--- BEGIN ---
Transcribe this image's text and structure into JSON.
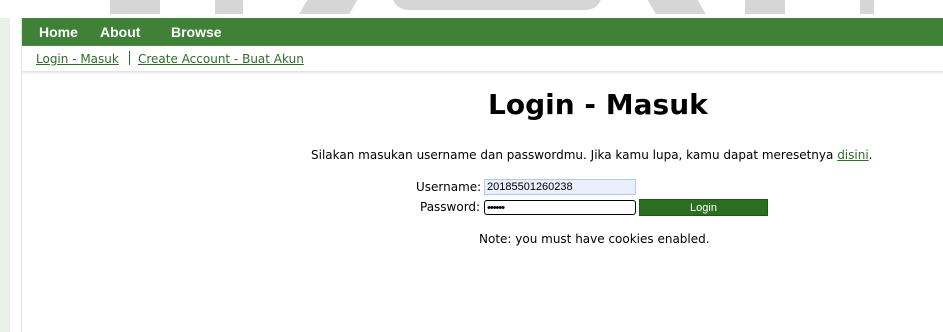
{
  "nav": {
    "items": [
      {
        "label": "Home"
      },
      {
        "label": "About"
      },
      {
        "label": "Browse"
      }
    ]
  },
  "subnav": {
    "login_link": "Login - Masuk",
    "create_account_link": "Create Account - Buat Akun"
  },
  "main": {
    "title": "Login - Masuk",
    "intro_text": "Silakan masukan username dan passwordmu. Jika kamu lupa, kamu dapat meresetnya ",
    "intro_link": "disini",
    "intro_end": ".",
    "note": "Note: you must have cookies enabled."
  },
  "form": {
    "username_label": "Username:",
    "username_value": "20185501260238",
    "password_label": "Password:",
    "password_value": "••••••",
    "login_button": "Login"
  },
  "colors": {
    "nav_background": "#3f8237",
    "link": "#2c6e28",
    "login_button": "#2b6e1f",
    "username_autofill": "#e8f0fe"
  }
}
--- END ---
Written problem: All of the material above is to be copied exactly, except for its images.

Answer to the task:
Transcribe this image's text and structure into JSON.
{
  "nav": {
    "items": [
      {
        "label": "Home"
      },
      {
        "label": "About"
      },
      {
        "label": "Browse"
      }
    ]
  },
  "subnav": {
    "login_link": "Login - Masuk",
    "create_account_link": "Create Account - Buat Akun"
  },
  "main": {
    "title": "Login - Masuk",
    "intro_text": "Silakan masukan username dan passwordmu. Jika kamu lupa, kamu dapat meresetnya ",
    "intro_link": "disini",
    "intro_end": ".",
    "note": "Note: you must have cookies enabled."
  },
  "form": {
    "username_label": "Username:",
    "username_value": "20185501260238",
    "password_label": "Password:",
    "password_value": "••••••",
    "login_button": "Login"
  },
  "colors": {
    "nav_background": "#3f8237",
    "link": "#2c6e28",
    "login_button": "#2b6e1f",
    "username_autofill": "#e8f0fe"
  }
}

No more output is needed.